→ READING PASSAGE
--- start ---
IT security and control firm Sophos has discovered a widespread spam campaign that claims that a powerful explosion occurred at a nuclear power station located in the suburbs of London on the afternoon of September 9.
Samples intercepted by SophosLabs reveal that the emails claim to contain images in an attachment called victims.zip. In fact, clicking on the attachment will not open any pictures of the supposed explosion but will instead run a Trojan horse detected by Sophos as Troj/Agent-HQE. Once installed, the hackers can use the malware to spy on the victim’s computer and steal information for financial gain.
"Rather than use a real life event, the hackers have turned to fictional explosions and conspiracy theories in the hope they will strike a nerve with potential victims who will then click on the attachment without a second thought," said Graham Cluley, senior technology consultant at Sophos.
"All computer users need to show some common sense and delete these messages. It would be some media conspiracy to cover up such a large explosion for two days! Alarm bells should be sounding, but until everyone wakes up to these social engineering tactics, the cybercriminals will continue to use them."
--- end ---
→ DATA SECTION
--- start ---
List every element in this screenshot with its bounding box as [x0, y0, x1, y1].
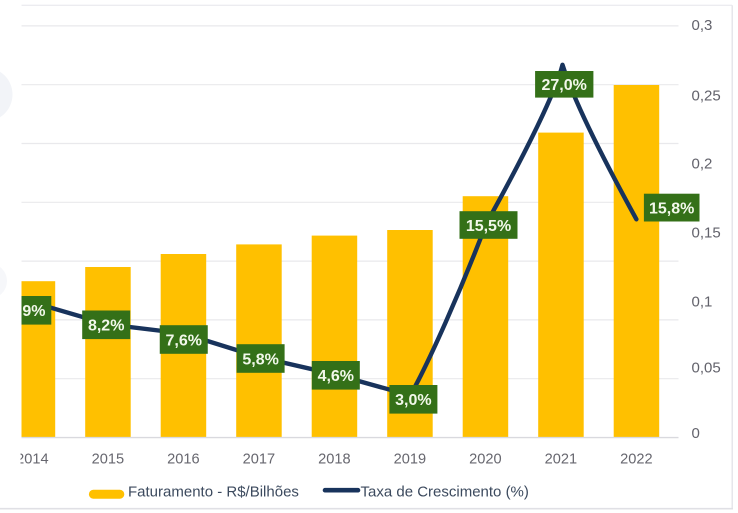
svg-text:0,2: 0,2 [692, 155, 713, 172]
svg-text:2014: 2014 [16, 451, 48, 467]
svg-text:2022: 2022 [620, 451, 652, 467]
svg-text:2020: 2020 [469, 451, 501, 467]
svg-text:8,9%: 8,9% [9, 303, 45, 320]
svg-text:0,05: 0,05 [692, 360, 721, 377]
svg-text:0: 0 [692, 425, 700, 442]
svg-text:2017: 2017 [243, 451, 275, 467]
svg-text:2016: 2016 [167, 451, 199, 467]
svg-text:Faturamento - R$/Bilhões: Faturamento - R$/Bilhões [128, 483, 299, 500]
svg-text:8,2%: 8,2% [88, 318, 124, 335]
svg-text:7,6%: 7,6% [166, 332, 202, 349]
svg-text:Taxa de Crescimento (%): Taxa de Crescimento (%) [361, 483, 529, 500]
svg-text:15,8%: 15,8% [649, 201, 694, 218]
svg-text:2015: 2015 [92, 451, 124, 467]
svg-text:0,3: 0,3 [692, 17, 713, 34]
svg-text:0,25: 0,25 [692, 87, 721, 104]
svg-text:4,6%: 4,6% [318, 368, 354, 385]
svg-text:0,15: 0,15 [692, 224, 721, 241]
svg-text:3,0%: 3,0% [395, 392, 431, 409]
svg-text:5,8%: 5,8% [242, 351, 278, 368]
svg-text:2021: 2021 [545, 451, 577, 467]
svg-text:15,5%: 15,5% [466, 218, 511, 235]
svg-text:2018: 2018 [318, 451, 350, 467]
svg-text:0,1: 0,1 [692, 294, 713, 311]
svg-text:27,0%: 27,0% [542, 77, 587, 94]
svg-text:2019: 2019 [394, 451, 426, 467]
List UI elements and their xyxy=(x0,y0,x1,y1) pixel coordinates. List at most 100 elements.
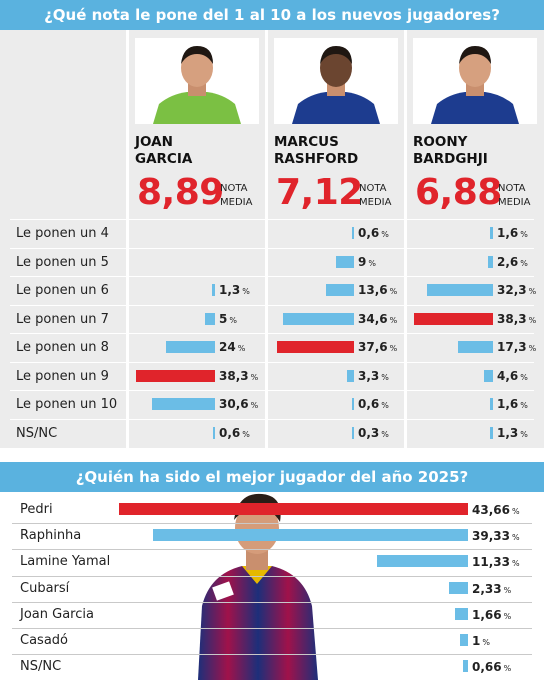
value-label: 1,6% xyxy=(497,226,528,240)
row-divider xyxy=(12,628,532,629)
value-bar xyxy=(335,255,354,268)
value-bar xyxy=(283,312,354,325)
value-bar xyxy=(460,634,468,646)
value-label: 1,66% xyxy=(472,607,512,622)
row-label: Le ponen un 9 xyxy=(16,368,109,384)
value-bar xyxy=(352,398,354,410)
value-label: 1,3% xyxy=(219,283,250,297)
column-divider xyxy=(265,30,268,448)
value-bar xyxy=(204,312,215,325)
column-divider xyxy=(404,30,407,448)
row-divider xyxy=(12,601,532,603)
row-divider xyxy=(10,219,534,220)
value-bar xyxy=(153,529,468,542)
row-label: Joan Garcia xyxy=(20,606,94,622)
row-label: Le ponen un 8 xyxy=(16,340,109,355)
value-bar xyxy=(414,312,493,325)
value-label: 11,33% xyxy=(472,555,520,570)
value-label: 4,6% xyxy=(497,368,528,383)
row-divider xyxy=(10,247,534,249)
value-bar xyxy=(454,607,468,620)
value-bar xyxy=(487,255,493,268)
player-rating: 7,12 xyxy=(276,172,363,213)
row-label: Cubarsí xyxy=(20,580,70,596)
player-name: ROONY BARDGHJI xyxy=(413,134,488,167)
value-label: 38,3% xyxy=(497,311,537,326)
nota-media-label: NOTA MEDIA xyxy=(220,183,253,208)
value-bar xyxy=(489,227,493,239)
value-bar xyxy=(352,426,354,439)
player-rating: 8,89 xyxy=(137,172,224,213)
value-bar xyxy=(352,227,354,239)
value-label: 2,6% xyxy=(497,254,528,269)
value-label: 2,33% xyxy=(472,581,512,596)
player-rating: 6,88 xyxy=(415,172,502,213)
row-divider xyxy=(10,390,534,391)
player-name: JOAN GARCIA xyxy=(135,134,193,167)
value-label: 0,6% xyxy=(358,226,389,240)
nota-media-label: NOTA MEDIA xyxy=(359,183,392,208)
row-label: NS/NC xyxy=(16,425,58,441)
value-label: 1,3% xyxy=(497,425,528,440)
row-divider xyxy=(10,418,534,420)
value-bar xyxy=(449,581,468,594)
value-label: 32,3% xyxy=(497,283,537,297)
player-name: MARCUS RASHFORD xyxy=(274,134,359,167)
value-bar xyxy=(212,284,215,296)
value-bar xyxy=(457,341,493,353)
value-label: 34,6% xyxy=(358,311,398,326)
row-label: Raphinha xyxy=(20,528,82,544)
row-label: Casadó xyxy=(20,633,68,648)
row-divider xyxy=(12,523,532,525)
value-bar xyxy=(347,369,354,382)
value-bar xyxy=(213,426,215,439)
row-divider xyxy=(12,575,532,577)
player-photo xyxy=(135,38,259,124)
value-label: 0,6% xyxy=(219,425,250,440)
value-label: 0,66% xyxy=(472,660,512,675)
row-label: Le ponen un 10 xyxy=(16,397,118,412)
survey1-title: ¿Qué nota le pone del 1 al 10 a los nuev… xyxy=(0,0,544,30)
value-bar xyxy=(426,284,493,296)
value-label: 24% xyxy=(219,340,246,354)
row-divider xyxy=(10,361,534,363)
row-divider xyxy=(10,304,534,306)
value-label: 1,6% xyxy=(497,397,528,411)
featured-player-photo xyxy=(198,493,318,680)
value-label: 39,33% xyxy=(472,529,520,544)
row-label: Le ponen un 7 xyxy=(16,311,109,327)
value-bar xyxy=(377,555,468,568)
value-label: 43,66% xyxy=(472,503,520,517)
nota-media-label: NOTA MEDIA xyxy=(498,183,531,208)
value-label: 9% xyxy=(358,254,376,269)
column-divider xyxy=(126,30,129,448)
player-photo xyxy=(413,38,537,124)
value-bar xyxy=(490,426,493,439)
--- end ---
→ INSTRUCTIONS FOR THE TASK
Continue the news report about the spam campaign claiming a nuclear explosion near London, starting right after its last sentence.

→ OUTPUT OF THE EXERCISE
The emails arrive in the potential victim’s inbox with the subject line: ‘Reply: A report on radiation contamination of Canada," and the body of the message reads as follows:
‘On Internet forums there appeared messages of a powerful explosion at a United Kingdom nuclear power station located in the suburbs of London.
According to witnesses’ statements the explosion happened at about 3pm on the 9th of September. In particular, one resident of this town has made a call and had time to inform her relatives that connection in the town was being cut off in order not to let people phone somebody. She insists that the explosion really took place at the nuclear power station, and that it was a really powerful one, and now the radiation cloud is moving.
This information is being unofficially confirmed in public agents’ private conversations.
Besides, local residents place pictures of the explosion consequences and victims’ bodies in their blogs.
The photo’s attached to this email!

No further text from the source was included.